*Task statement*
Select every line below containing the word "drive".

*Stored dataset items*
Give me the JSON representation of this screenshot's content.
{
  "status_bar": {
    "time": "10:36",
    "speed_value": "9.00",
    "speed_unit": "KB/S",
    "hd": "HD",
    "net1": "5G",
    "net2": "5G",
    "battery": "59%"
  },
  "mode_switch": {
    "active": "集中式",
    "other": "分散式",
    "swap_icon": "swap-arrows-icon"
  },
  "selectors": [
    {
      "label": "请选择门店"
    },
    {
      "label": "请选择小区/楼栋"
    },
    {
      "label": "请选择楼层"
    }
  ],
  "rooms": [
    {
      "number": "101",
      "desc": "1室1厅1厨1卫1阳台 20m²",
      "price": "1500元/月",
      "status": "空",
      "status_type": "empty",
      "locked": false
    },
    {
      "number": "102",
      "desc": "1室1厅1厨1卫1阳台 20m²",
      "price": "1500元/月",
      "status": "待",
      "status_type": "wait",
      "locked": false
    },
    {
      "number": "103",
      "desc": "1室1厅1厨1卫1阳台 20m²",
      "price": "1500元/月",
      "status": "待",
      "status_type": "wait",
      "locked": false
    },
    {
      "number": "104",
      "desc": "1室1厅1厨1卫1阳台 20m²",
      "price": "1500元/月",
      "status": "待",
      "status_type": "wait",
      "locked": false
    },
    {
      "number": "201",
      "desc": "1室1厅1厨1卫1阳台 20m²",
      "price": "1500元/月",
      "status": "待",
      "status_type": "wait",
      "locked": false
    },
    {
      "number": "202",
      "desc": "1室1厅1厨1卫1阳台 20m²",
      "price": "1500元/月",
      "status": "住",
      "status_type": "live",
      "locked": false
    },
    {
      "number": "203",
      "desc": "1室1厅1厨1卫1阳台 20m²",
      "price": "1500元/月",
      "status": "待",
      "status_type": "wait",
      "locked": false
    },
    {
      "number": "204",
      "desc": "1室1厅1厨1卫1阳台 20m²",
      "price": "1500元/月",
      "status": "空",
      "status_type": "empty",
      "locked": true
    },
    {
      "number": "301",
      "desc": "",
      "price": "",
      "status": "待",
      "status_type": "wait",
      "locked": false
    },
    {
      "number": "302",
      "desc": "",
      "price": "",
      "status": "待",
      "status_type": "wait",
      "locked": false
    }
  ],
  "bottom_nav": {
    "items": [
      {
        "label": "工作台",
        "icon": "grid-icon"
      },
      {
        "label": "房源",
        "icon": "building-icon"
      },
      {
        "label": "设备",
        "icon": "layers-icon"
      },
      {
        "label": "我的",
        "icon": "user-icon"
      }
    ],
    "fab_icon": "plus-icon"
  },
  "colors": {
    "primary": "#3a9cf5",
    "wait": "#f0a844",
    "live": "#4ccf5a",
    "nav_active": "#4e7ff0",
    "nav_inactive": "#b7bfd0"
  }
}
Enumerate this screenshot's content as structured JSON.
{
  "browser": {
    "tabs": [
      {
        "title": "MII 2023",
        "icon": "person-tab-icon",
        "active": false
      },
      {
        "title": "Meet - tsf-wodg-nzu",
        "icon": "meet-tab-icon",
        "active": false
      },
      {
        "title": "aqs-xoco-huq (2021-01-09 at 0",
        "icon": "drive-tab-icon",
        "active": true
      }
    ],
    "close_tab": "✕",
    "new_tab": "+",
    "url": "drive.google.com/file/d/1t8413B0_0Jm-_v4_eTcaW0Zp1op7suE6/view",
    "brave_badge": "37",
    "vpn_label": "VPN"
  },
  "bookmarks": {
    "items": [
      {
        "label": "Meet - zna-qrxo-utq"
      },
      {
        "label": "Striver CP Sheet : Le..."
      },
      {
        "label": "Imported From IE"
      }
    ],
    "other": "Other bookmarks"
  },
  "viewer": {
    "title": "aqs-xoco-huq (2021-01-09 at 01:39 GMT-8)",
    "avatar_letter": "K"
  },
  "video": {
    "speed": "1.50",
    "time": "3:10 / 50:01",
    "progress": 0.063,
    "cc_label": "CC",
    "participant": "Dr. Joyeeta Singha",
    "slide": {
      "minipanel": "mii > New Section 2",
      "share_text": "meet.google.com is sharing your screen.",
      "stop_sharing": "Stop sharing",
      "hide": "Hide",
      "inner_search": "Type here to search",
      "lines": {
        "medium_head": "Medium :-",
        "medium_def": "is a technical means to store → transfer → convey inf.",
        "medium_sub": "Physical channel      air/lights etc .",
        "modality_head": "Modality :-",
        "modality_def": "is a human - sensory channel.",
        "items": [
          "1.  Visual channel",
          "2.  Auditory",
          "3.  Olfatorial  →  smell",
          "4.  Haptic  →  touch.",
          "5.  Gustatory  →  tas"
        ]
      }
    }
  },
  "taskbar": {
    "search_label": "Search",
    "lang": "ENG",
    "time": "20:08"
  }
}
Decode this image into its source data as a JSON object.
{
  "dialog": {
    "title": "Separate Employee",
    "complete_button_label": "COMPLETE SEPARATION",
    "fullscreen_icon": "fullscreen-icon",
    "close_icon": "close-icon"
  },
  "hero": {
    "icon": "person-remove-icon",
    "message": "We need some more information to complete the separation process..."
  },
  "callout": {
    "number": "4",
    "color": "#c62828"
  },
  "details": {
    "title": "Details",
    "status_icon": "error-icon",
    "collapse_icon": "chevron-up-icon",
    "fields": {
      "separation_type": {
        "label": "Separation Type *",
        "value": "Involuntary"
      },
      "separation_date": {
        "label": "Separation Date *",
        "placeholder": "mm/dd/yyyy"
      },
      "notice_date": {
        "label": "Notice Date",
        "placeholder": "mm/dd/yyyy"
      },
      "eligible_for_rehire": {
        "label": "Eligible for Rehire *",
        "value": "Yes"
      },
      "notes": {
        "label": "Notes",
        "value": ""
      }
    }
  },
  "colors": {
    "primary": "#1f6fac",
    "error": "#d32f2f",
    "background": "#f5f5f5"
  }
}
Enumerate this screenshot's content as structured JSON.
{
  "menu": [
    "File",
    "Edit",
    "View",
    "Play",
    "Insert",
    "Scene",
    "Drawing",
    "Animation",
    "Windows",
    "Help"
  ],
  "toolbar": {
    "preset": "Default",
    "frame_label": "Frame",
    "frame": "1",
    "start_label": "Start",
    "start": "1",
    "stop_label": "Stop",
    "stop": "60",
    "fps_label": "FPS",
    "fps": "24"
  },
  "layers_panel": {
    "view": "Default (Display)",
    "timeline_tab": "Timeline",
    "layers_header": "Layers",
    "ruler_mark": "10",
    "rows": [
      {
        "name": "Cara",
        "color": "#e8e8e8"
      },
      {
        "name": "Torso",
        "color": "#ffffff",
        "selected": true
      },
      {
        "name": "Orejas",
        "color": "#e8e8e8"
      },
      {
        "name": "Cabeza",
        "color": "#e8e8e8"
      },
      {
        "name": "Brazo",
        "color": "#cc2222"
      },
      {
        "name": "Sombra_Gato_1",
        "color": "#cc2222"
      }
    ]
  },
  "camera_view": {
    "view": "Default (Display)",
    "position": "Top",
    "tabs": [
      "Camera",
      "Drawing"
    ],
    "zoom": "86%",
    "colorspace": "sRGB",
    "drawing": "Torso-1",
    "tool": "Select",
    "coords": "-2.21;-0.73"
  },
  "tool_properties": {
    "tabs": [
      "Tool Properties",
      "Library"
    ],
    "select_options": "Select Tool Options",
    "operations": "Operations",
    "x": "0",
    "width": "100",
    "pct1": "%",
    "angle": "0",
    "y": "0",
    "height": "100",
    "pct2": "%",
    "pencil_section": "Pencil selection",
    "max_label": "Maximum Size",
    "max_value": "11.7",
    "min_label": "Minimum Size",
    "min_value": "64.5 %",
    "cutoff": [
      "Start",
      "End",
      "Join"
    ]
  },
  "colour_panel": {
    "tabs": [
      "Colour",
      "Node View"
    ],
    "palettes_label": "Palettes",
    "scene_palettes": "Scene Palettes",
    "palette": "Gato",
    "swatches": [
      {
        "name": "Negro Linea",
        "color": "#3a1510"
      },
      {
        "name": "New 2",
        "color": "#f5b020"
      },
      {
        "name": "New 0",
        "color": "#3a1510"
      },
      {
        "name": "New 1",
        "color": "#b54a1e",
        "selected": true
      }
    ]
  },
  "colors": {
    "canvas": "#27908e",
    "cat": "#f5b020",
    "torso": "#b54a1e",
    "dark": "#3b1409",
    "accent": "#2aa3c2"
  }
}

*Complete output*
        "icon": "drive-tab-icon",
    "url": "drive.google.com/file/d/1t8413B0_0Jm-_v4_eTcaW0Zp1op7suE6/view",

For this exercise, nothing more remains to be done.